(Dataset items)
---

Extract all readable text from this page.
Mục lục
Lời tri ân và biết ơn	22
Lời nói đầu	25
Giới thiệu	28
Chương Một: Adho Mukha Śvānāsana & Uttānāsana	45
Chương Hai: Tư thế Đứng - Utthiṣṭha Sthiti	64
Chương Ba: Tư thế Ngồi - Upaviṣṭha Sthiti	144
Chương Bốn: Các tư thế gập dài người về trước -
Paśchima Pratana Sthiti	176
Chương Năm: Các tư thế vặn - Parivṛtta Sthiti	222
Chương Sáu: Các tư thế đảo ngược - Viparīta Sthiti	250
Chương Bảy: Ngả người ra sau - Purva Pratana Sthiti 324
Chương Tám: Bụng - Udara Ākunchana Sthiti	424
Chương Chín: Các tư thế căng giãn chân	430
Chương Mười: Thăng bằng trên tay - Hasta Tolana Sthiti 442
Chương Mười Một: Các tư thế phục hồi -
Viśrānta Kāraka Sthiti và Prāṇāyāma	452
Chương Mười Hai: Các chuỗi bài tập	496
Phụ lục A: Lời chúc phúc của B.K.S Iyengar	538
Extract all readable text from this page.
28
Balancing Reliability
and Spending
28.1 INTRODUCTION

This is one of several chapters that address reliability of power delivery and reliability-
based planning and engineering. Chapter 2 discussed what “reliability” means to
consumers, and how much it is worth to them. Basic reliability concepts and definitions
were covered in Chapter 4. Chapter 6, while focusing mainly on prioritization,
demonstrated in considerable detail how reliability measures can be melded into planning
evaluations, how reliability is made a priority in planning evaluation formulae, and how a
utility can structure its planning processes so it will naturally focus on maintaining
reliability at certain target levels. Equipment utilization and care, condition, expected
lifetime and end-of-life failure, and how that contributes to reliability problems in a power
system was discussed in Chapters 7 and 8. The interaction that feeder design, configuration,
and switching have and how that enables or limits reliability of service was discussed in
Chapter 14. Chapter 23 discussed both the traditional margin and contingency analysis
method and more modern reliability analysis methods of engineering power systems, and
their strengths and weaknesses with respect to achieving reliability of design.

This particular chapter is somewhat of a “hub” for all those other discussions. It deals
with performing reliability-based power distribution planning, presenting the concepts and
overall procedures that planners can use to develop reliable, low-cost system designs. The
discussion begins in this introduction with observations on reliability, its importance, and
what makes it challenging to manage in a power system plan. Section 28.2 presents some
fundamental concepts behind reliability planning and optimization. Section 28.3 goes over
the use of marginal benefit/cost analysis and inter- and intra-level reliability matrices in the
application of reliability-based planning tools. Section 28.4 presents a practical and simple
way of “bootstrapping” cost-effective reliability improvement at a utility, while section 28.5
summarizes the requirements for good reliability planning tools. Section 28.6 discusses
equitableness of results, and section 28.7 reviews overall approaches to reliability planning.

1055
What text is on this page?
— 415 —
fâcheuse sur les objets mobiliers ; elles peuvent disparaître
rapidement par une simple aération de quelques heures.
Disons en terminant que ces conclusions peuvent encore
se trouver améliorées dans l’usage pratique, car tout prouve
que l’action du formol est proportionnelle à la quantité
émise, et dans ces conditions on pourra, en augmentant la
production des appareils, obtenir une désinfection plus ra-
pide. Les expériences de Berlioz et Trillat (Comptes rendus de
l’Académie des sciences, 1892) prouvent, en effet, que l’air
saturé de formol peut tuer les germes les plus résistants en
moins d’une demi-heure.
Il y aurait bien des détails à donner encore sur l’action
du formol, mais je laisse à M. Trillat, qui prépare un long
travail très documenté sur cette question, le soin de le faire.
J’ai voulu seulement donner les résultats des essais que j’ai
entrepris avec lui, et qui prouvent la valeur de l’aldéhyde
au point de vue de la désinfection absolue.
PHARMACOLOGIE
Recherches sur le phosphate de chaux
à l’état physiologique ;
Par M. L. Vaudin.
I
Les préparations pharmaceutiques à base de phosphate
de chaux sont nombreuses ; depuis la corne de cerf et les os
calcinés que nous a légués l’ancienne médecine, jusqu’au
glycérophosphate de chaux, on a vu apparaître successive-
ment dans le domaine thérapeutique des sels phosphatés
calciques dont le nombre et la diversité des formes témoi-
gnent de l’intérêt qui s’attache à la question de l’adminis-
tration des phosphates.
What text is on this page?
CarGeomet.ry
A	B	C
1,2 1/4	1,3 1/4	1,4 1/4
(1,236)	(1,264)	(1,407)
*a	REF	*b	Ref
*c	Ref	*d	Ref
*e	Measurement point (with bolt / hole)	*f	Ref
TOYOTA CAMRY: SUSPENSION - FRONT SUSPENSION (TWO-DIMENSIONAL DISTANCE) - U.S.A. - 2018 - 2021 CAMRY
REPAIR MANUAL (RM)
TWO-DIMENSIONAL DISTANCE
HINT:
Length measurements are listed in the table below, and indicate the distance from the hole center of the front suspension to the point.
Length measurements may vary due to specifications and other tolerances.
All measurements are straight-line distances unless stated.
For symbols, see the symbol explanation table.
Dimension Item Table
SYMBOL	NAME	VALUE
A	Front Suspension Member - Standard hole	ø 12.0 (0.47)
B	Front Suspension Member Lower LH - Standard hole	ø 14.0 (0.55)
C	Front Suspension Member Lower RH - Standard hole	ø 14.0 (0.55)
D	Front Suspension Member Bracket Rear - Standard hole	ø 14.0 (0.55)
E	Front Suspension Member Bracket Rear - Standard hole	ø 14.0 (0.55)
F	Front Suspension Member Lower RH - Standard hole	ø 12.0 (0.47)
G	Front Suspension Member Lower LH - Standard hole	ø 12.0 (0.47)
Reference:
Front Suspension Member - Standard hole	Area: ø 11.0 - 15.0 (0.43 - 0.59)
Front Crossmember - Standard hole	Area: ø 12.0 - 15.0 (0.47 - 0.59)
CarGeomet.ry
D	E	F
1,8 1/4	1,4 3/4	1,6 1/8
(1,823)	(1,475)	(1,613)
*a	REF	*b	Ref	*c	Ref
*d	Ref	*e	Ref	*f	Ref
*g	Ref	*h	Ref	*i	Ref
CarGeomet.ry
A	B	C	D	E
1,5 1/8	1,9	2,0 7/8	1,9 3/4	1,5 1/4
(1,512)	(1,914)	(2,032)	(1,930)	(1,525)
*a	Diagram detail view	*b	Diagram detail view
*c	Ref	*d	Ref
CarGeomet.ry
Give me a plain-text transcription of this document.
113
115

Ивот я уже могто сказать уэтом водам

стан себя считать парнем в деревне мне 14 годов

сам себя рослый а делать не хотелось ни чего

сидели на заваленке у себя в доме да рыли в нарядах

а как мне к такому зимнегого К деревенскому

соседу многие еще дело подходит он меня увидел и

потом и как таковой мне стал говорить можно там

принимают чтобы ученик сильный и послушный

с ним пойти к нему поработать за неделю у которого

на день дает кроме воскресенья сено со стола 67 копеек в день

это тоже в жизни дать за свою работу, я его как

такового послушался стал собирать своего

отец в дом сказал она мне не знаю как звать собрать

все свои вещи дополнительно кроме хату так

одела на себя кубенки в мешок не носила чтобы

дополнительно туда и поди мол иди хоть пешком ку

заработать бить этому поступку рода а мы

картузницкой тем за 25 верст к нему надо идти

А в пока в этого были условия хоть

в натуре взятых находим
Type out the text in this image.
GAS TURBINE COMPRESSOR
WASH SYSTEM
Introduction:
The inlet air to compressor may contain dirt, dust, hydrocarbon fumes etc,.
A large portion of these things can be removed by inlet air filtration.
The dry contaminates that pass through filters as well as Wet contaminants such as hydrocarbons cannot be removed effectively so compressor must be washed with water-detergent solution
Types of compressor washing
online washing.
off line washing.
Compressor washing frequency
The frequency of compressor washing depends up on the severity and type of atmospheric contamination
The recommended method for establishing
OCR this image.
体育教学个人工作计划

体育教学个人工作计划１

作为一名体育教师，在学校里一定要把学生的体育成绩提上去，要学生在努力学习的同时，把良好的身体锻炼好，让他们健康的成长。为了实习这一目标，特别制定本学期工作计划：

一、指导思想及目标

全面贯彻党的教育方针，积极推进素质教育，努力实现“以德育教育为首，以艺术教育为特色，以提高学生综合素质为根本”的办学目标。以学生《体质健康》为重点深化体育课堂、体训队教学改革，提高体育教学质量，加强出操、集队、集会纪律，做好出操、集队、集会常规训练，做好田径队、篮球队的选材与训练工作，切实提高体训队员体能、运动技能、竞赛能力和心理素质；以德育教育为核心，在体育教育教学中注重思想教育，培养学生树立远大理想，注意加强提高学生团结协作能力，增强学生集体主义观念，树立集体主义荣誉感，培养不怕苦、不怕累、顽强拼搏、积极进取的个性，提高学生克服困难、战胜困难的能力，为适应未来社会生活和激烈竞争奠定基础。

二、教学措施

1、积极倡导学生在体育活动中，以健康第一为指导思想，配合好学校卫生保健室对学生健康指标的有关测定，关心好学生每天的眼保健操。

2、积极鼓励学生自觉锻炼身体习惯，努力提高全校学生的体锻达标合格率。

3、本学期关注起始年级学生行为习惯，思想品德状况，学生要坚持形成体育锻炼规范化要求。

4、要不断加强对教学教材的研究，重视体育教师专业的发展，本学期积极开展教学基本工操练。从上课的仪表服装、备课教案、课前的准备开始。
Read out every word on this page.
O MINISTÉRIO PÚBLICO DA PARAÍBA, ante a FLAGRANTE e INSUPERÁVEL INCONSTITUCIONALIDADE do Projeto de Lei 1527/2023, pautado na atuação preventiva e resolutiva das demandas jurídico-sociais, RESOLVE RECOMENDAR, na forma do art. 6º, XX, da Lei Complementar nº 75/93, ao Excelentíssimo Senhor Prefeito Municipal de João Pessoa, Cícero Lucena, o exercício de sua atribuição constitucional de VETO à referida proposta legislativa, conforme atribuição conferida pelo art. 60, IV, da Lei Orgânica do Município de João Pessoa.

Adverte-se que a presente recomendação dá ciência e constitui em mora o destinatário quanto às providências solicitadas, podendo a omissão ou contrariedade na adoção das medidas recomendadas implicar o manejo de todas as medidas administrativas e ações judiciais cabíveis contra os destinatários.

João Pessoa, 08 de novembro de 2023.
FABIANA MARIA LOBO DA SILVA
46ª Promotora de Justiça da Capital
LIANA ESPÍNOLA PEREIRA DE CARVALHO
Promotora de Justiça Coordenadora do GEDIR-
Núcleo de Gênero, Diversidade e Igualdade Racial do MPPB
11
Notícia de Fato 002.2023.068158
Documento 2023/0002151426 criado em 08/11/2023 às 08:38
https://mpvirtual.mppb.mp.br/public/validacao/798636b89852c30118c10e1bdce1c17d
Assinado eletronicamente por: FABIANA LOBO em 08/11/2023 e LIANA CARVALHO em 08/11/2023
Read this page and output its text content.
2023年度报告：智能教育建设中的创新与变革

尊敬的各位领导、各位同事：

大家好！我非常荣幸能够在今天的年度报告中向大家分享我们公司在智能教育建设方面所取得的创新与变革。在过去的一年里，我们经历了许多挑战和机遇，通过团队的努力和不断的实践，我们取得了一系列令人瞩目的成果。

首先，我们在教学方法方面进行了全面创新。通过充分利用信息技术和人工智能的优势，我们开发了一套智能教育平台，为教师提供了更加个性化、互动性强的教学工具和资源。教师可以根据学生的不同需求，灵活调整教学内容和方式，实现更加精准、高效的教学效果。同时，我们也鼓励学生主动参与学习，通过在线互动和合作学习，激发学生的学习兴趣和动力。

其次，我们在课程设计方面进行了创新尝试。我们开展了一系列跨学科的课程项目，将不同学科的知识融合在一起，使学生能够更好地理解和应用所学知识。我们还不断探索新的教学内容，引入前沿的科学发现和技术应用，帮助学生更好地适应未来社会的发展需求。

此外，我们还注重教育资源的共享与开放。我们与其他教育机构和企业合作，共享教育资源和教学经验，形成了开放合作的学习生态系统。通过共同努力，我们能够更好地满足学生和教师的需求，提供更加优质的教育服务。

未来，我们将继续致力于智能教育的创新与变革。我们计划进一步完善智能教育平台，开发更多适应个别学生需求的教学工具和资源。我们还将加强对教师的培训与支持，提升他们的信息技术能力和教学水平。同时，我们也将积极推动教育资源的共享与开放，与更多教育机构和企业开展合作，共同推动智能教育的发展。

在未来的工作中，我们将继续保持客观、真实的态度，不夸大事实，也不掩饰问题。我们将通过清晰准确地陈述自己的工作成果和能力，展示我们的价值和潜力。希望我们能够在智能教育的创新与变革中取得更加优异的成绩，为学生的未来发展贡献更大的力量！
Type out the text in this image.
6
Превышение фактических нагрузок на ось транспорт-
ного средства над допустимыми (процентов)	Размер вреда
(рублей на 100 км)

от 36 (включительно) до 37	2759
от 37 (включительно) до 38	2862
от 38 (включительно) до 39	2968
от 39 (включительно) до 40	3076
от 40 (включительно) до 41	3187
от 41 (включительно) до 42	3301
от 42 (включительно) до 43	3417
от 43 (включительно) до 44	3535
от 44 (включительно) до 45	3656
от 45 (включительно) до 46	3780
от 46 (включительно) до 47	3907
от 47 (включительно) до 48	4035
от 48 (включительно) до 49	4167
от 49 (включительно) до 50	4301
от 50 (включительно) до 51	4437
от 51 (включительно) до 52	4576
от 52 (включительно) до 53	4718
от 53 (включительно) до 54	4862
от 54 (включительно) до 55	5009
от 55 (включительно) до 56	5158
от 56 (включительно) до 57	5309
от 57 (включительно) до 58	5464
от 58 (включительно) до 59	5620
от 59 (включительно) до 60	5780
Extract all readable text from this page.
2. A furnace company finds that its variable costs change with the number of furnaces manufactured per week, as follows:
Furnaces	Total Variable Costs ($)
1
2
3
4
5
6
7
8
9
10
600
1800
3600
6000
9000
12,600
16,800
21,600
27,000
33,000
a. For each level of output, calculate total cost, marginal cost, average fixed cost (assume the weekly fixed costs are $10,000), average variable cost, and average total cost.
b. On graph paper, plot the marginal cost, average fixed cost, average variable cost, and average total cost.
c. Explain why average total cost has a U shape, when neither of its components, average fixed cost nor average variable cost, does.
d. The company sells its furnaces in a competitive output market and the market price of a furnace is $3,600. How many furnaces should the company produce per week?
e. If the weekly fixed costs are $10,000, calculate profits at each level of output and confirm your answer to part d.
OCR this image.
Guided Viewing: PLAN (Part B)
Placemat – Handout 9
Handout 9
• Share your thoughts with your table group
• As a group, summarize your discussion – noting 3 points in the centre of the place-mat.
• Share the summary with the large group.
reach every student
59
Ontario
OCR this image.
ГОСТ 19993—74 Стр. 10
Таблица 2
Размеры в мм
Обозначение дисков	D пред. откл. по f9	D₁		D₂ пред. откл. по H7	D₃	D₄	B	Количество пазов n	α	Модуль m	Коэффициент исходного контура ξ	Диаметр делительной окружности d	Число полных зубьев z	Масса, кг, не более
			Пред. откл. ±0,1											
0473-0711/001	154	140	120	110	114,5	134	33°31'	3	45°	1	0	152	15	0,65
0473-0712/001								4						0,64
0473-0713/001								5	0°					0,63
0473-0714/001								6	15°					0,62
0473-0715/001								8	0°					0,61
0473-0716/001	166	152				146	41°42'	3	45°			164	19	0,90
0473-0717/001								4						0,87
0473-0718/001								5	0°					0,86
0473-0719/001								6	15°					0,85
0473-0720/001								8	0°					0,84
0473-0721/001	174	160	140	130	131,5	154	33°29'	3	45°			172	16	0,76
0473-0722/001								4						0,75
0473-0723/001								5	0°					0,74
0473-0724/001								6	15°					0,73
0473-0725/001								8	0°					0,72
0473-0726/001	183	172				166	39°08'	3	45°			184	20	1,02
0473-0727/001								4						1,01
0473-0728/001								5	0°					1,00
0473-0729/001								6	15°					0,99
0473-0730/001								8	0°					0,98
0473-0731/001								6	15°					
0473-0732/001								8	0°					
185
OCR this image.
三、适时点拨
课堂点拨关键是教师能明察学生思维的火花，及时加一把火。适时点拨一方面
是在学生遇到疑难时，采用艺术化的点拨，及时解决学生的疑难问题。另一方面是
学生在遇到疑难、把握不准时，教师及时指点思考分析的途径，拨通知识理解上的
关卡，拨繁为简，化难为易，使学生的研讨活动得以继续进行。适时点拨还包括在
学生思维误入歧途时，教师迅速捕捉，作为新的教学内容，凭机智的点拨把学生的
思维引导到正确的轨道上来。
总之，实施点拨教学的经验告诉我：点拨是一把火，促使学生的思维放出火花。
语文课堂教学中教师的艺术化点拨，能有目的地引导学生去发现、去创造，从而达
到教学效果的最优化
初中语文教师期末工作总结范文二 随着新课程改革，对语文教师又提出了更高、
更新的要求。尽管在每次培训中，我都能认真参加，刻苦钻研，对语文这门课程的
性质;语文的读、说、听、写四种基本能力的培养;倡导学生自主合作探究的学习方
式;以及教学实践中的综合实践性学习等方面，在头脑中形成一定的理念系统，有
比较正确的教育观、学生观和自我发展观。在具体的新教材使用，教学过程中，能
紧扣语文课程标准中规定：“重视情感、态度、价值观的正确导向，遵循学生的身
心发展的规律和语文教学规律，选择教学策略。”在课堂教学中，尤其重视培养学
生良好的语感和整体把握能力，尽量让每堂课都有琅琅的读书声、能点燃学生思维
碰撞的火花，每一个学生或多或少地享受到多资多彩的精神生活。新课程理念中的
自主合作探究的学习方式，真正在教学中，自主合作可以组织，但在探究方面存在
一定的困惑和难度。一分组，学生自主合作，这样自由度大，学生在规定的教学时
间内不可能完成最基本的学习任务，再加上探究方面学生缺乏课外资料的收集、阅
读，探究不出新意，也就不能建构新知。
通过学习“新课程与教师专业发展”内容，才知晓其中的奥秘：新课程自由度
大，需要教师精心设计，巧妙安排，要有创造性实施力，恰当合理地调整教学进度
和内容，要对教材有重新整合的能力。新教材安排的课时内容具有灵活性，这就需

---

**DESCRIPTION OF THE TASK**
Only lines holding the string "formol" are wanted; gather each one from the entries above.

**COMPLETE ANSWER**
que l’action du formol est proportionnelle à la quantité
saturé de formol peut tuer les germes les plus résistants en
du formol, mais je laisse à M. Trillat, qui prépare un long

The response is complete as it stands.